• What is needed: Extract all of the data and reproduce it precisely.

[Start of Dataset entries]

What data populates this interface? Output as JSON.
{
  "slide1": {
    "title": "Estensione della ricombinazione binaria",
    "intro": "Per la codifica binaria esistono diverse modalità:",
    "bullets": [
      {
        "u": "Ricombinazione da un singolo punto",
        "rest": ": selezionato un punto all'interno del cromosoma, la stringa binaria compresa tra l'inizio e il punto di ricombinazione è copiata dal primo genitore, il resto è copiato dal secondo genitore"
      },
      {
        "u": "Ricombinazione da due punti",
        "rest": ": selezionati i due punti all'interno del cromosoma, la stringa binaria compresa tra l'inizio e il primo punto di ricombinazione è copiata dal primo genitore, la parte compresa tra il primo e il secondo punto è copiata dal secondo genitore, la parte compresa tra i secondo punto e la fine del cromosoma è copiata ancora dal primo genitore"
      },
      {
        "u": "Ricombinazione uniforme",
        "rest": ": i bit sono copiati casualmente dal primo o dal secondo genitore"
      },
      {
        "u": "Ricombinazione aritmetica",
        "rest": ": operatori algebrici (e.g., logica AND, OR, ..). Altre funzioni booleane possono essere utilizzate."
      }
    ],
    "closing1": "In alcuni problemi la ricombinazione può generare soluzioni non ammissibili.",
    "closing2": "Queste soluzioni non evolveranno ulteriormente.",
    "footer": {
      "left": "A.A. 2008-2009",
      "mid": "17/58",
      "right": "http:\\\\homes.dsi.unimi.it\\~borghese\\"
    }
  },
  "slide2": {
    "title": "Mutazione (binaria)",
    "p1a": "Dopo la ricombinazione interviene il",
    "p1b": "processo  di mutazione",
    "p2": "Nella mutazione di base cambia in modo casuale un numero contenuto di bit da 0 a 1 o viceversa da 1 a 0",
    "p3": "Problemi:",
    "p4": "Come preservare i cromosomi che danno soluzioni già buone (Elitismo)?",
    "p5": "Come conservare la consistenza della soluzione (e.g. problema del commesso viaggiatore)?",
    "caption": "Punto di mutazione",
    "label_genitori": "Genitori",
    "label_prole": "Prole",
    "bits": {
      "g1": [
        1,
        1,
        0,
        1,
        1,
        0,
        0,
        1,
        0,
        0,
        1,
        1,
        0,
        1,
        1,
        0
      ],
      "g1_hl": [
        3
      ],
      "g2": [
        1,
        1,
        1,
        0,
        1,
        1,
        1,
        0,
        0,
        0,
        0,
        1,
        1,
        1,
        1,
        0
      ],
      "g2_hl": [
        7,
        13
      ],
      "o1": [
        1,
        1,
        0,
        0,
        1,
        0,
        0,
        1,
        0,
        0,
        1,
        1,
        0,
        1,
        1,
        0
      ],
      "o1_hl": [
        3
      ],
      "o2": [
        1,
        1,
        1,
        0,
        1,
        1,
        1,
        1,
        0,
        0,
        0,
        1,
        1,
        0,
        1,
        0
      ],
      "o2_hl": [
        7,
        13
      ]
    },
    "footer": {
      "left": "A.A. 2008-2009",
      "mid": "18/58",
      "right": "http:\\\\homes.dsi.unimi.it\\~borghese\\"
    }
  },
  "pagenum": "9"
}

[End of Dataset entries]

• Task solution:
What data populates this interface? Output as JSON.
{
  "slide1": {
    "title": "Estensione della ricombinazione binaria",
    "intro": "Per la codifica binaria esistono diverse modalità:",
    "bullets": [
      {
        "u": "Ricombinazione da un singolo punto",
        "rest": ": selezionato un punto all'interno del cromosoma, la stringa binaria compresa tra l'inizio e il punto di ricombinazione è copiata dal primo genitore, il resto è copiato dal secondo genitore"
      },
      {
        "u": "Ricombinazione da due punti",
        "rest": ": selezionati i due punti all'interno del cromosoma, la stringa binaria compresa tra l'inizio e il primo punto di ricombinazione è copiata dal primo genitore, la parte compresa tra il primo e il secondo punto è copiata dal secondo genitore, la parte compresa tra i secondo punto e la fine del cromosoma è copiata ancora dal primo genitore"
      },
      {
        "u": "Ricombinazione uniforme",
        "rest": ": i bit sono copiati casualmente dal primo o dal secondo genitore"
      },
      {
        "u": "Ricombinazione aritmetica",
        "rest": ": operatori algebrici (e.g., logica AND, OR, ..). Altre funzioni booleane possono essere utilizzate."
      }
    ],
    "closing1": "In alcuni problemi la ricombinazione può generare soluzioni non ammissibili.",
    "closing2": "Queste soluzioni non evolveranno ulteriormente.",
    "footer": {
      "left": "A.A. 2008-2009",
      "mid": "17/58",
      "right": "http:\\\\homes.dsi.unimi.it\\~borghese\\"
    }
  },
  "slide2": {
    "title": "Mutazione (binaria)",
    "p1a": "Dopo la ricombinazione interviene il",
    "p1b": "processo  di mutazione",
    "p2": "Nella mutazione di base cambia in modo casuale un numero contenuto di bit da 0 a 1 o viceversa da 1 a 0",
    "p3": "Problemi:",
    "p4": "Come preservare i cromosomi che danno soluzioni già buone (Elitismo)?",
    "p5": "Come conservare la consistenza della soluzione (e.g. problema del commesso viaggiatore)?",
    "caption": "Punto di mutazione",
    "label_genitori": "Genitori",
    "label_prole": "Prole",
    "bits": {
      "g1": [
        1,
        1,
        0,
        1,
        1,
        0,
        0,
        1,
        0,
        0,
        1,
        1,
        0,
        1,
        1,
        0
      ],
      "g1_hl": [
        3
      ],
      "g2": [
        1,
        1,
        1,
        0,
        1,
        1,
        1,
        0,
        0,
        0,
        0,
        1,
        1,
        1,
        1,
        0
      ],
      "g2_hl": [
        7,
        13
      ],
      "o1": [
        1,
        1,
        0,
        0,
        1,
        0,
        0,
        1,
        0,
        0,
        1,
        1,
        0,
        1,
        1,
        0
      ],
      "o1_hl": [
        3
      ],
      "o2": [
        1,
        1,
        1,
        0,
        1,
        1,
        1,
        1,
        0,
        0,
        0,
        1,
        1,
        0,
        1,
        0
      ],
      "o2_hl": [
        7,
        13
      ]
    },
    "footer": {
      "left": "A.A. 2008-2009",
      "mid": "18/58",
      "right": "http:\\\\homes.dsi.unimi.it\\~borghese\\"
    }
  },
  "pagenum": "9"
}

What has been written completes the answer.